** Begin **

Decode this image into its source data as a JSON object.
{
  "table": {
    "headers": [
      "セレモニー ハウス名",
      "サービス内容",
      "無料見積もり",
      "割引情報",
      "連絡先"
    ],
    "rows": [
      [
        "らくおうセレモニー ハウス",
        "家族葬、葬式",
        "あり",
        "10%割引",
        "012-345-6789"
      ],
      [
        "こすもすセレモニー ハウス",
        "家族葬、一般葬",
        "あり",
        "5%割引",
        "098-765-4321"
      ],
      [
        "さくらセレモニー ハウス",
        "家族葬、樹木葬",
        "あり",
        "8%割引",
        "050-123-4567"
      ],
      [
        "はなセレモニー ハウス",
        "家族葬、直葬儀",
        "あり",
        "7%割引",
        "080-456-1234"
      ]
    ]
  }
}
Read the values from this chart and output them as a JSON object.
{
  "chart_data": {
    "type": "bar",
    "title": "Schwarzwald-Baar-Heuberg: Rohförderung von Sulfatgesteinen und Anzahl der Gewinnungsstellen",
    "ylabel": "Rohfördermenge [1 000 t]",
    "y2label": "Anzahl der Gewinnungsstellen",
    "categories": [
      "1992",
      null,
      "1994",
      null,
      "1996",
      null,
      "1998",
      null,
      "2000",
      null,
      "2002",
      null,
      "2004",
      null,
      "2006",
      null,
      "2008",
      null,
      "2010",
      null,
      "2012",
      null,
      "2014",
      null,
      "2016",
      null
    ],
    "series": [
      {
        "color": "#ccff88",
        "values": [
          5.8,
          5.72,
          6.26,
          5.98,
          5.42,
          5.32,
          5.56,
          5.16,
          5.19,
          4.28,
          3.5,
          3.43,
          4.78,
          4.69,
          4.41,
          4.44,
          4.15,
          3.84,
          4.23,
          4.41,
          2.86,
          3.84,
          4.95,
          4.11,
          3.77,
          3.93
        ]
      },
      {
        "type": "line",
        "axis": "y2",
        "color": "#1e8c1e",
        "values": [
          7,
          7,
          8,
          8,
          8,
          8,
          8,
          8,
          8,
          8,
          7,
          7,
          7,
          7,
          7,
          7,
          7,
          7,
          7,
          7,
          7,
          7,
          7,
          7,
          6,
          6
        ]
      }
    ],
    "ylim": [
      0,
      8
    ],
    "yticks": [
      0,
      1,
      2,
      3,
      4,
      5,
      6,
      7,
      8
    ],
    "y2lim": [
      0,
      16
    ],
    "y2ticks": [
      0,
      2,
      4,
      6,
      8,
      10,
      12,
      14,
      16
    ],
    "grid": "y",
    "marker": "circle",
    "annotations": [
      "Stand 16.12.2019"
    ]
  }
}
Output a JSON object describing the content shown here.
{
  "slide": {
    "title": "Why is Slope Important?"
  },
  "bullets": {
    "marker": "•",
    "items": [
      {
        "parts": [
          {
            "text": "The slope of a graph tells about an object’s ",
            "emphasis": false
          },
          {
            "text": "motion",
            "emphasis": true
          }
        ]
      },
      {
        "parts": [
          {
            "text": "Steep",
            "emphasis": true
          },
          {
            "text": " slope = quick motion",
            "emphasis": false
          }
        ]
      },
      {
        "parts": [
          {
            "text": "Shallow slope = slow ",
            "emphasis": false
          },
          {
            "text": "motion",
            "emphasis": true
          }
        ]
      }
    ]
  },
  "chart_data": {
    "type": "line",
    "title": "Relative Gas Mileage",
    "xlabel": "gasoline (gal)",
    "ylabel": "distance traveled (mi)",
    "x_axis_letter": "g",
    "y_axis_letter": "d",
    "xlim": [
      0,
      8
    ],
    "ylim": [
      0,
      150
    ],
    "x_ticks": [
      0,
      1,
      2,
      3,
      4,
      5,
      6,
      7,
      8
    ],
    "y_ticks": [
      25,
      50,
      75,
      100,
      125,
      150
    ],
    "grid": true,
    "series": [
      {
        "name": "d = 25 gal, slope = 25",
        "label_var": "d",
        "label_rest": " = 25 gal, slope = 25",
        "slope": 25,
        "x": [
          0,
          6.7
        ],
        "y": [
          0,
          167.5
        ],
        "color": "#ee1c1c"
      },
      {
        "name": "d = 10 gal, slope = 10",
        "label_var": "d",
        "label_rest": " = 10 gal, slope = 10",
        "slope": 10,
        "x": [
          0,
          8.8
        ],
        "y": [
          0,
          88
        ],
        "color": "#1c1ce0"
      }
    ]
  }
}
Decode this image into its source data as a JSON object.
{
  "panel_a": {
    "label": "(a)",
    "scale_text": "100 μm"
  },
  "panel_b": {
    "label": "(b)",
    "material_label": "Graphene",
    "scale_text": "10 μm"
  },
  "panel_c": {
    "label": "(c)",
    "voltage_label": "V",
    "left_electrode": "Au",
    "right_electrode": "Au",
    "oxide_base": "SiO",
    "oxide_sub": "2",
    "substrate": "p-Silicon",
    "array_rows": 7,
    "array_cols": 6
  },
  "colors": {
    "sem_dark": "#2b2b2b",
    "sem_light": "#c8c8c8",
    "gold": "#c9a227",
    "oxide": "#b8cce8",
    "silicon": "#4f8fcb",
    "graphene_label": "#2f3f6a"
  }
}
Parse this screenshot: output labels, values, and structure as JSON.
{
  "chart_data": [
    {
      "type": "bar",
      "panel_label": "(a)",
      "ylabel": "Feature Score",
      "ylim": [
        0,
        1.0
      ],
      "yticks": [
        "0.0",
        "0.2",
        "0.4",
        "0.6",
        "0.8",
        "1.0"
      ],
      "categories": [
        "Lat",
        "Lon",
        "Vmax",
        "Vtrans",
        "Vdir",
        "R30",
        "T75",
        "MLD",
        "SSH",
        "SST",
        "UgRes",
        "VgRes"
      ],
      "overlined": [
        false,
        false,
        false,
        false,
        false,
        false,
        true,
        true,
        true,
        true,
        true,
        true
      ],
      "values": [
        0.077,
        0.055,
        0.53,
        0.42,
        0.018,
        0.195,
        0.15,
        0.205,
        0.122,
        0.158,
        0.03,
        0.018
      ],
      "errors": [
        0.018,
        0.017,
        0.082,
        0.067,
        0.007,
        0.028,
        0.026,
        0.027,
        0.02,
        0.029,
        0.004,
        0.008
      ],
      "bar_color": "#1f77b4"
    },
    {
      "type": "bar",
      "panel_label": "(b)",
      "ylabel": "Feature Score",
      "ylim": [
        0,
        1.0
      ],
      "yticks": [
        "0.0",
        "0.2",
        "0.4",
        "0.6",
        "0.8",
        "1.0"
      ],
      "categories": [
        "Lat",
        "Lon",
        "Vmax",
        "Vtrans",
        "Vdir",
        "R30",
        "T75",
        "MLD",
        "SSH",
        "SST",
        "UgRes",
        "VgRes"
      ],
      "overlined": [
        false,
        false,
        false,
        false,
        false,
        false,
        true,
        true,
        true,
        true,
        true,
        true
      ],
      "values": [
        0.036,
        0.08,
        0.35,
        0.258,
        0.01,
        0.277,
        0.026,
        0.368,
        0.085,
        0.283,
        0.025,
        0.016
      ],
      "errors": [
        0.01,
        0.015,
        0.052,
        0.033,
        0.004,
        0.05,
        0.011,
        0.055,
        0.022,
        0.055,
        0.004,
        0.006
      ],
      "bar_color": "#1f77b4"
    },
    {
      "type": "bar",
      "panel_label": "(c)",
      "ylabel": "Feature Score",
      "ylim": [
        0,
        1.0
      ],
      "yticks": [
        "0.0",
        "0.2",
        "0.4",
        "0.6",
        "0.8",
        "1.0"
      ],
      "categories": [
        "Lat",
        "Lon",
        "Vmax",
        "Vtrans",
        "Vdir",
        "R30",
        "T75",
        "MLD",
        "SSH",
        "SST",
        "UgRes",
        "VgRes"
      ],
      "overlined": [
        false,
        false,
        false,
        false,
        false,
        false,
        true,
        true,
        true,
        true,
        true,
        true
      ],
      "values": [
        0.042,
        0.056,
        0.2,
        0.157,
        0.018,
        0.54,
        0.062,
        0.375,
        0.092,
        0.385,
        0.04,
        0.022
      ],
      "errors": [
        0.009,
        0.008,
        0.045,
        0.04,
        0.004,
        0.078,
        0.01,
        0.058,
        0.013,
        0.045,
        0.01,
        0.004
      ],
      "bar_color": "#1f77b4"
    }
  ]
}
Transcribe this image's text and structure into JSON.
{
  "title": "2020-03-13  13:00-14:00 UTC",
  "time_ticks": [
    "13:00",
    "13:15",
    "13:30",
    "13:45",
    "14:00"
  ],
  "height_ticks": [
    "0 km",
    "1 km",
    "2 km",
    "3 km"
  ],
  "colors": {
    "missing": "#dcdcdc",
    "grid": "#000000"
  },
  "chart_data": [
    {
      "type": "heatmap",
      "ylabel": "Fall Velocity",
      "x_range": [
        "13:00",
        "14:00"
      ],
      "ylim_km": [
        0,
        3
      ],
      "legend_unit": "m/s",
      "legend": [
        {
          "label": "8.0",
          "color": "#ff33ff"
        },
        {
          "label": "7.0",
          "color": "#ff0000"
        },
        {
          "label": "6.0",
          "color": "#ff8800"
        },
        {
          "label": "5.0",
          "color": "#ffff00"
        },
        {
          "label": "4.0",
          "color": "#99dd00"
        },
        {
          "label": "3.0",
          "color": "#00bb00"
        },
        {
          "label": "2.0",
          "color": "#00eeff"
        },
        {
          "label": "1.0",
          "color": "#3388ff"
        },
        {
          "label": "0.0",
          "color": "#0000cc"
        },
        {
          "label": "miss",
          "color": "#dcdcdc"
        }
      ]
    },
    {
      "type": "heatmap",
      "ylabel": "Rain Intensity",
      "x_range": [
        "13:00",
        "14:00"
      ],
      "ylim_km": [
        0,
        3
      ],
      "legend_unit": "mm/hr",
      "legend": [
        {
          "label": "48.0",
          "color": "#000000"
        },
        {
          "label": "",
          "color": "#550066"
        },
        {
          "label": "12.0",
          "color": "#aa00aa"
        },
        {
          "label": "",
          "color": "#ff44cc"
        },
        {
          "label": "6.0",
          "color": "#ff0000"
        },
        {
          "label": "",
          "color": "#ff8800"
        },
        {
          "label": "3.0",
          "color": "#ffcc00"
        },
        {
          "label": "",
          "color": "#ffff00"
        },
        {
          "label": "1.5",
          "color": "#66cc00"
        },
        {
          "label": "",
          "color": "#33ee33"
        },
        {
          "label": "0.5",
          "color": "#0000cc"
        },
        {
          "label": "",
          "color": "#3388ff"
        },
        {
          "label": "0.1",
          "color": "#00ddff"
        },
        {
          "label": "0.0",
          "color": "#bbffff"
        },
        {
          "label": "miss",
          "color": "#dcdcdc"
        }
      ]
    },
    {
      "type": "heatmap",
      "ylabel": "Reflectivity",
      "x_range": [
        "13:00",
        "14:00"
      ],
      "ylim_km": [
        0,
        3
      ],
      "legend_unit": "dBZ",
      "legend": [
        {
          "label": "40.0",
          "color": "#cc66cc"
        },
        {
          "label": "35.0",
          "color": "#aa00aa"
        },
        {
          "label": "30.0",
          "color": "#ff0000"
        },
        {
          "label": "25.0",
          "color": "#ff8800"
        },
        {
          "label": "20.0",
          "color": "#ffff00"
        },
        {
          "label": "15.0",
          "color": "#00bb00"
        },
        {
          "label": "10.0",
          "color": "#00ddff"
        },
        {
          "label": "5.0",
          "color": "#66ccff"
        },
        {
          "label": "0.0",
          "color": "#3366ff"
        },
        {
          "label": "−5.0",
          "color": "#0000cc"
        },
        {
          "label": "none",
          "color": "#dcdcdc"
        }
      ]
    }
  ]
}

** End **

Short task: Where a line in the entries holds "structure", copy that line.

Task output:
Parse this screenshot: output labels, values, and structure as JSON.
Transcribe this image's text and structure into JSON.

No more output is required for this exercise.